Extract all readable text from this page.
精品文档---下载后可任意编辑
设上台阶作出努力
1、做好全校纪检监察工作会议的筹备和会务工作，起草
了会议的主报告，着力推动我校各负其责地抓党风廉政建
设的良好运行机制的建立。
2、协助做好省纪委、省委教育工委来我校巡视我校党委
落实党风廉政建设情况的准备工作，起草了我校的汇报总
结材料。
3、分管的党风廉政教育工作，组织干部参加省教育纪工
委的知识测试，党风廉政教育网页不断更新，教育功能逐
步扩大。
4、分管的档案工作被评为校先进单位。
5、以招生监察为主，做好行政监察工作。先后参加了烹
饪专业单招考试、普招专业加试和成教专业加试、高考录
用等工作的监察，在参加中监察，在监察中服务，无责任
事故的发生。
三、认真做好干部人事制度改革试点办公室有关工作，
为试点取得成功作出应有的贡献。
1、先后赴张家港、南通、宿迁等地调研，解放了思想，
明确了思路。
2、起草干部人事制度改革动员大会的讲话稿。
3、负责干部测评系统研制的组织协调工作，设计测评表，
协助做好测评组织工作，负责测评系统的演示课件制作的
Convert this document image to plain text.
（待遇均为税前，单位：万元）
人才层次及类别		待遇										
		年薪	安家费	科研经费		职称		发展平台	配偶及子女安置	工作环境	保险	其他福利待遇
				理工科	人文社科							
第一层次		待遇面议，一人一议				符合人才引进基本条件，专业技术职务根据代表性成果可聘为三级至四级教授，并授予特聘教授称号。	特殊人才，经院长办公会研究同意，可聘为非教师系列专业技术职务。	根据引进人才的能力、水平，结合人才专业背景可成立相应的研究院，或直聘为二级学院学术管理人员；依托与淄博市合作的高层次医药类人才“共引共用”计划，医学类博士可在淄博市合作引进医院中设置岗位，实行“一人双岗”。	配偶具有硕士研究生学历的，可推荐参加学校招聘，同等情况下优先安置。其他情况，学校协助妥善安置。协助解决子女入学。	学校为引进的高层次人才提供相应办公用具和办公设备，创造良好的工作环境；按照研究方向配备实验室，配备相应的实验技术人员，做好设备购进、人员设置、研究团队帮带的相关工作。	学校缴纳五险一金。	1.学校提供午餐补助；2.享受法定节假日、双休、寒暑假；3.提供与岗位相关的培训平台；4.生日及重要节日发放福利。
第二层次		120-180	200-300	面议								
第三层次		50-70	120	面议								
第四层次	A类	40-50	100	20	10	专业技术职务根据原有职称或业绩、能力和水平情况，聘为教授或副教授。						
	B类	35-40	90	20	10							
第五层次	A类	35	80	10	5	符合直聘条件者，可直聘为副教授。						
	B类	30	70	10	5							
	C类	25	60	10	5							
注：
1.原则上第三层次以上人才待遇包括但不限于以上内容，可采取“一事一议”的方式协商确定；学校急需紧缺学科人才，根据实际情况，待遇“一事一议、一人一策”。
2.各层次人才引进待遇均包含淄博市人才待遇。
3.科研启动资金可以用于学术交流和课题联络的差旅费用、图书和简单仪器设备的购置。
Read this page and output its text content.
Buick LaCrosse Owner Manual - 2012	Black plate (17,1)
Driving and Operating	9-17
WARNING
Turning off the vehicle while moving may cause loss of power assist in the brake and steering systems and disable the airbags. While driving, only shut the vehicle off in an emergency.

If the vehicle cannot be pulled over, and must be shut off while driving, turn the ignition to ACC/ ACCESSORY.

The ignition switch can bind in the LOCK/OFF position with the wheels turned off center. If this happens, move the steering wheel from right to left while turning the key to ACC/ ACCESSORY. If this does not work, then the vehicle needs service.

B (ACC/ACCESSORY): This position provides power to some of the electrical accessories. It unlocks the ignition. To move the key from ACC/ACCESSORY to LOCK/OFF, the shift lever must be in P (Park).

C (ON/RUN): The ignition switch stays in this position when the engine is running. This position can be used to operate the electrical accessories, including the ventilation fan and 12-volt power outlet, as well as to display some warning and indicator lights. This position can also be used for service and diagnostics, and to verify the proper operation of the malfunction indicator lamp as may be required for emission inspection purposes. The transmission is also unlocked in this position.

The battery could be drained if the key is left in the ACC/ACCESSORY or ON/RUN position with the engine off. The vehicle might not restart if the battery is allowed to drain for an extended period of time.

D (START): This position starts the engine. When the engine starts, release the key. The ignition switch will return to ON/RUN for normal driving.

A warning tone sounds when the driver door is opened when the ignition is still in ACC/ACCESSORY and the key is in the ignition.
□ □ □ □ □
▶ [Exercise prompt]
Restate the listing above word for word.

▶ [Result]
Extract all readable text from this page.
精品文档---下载后可任意编辑
设上台阶作出努力
1、做好全校纪检监察工作会议的筹备和会务工作，起草
了会议的主报告，着力推动我校各负其责地抓党风廉政建
设的良好运行机制的建立。
2、协助做好省纪委、省委教育工委来我校巡视我校党委
落实党风廉政建设情况的准备工作，起草了我校的汇报总
结材料。
3、分管的党风廉政教育工作，组织干部参加省教育纪工
委的知识测试，党风廉政教育网页不断更新，教育功能逐
步扩大。
4、分管的档案工作被评为校先进单位。
5、以招生监察为主，做好行政监察工作。先后参加了烹
饪专业单招考试、普招专业加试和成教专业加试、高考录
用等工作的监察，在参加中监察，在监察中服务，无责任
事故的发生。
三、认真做好干部人事制度改革试点办公室有关工作，
为试点取得成功作出应有的贡献。
1、先后赴张家港、南通、宿迁等地调研，解放了思想，
明确了思路。
2、起草干部人事制度改革动员大会的讲话稿。
3、负责干部测评系统研制的组织协调工作，设计测评表，
协助做好测评组织工作，负责测评系统的演示课件制作的
Convert this document image to plain text.
（待遇均为税前，单位：万元）
人才层次及类别		待遇										
		年薪	安家费	科研经费		职称		发展平台	配偶及子女安置	工作环境	保险	其他福利待遇
				理工科	人文社科							
第一层次		待遇面议，一人一议				符合人才引进基本条件，专业技术职务根据代表性成果可聘为三级至四级教授，并授予特聘教授称号。	特殊人才，经院长办公会研究同意，可聘为非教师系列专业技术职务。	根据引进人才的能力、水平，结合人才专业背景可成立相应的研究院，或直聘为二级学院学术管理人员；依托与淄博市合作的高层次医药类人才“共引共用”计划，医学类博士可在淄博市合作引进医院中设置岗位，实行“一人双岗”。	配偶具有硕士研究生学历的，可推荐参加学校招聘，同等情况下优先安置。其他情况，学校协助妥善安置。协助解决子女入学。	学校为引进的高层次人才提供相应办公用具和办公设备，创造良好的工作环境；按照研究方向配备实验室，配备相应的实验技术人员，做好设备购进、人员设置、研究团队帮带的相关工作。	学校缴纳五险一金。	1.学校提供午餐补助；2.享受法定节假日、双休、寒暑假；3.提供与岗位相关的培训平台；4.生日及重要节日发放福利。
第二层次		120-180	200-300	面议								
第三层次		50-70	120	面议								
第四层次	A类	40-50	100	20	10	专业技术职务根据原有职称或业绩、能力和水平情况，聘为教授或副教授。						
	B类	35-40	90	20	10							
第五层次	A类	35	80	10	5	符合直聘条件者，可直聘为副教授。						
	B类	30	70	10	5							
	C类	25	60	10	5							
注：
1.原则上第三层次以上人才待遇包括但不限于以上内容，可采取“一事一议”的方式协商确定；学校急需紧缺学科人才，根据实际情况，待遇“一事一议、一人一策”。
2.各层次人才引进待遇均包含淄博市人才待遇。
3.科研启动资金可以用于学术交流和课题联络的差旅费用、图书和简单仪器设备的购置。
Read this page and output its text content.
Buick LaCrosse Owner Manual - 2012	Black plate (17,1)
Driving and Operating	9-17
WARNING
Turning off the vehicle while moving may cause loss of power assist in the brake and steering systems and disable the airbags. While driving, only shut the vehicle off in an emergency.

If the vehicle cannot be pulled over, and must be shut off while driving, turn the ignition to ACC/ ACCESSORY.

The ignition switch can bind in the LOCK/OFF position with the wheels turned off center. If this happens, move the steering wheel from right to left while turning the key to ACC/ ACCESSORY. If this does not work, then the vehicle needs service.

B (ACC/ACCESSORY): This position provides power to some of the electrical accessories. It unlocks the ignition. To move the key from ACC/ACCESSORY to LOCK/OFF, the shift lever must be in P (Park).

C (ON/RUN): The ignition switch stays in this position when the engine is running. This position can be used to operate the electrical accessories, including the ventilation fan and 12-volt power outlet, as well as to display some warning and indicator lights. This position can also be used for service and diagnostics, and to verify the proper operation of the malfunction indicator lamp as may be required for emission inspection purposes. The transmission is also unlocked in this position.

The battery could be drained if the key is left in the ACC/ACCESSORY or ON/RUN position with the engine off. The vehicle might not restart if the battery is allowed to drain for an extended period of time.

D (START): This position starts the engine. When the engine starts, release the key. The ignition switch will return to ON/RUN for normal driving.

A warning tone sounds when the driver door is opened when the ignition is still in ACC/ACCESSORY and the key is in the ignition.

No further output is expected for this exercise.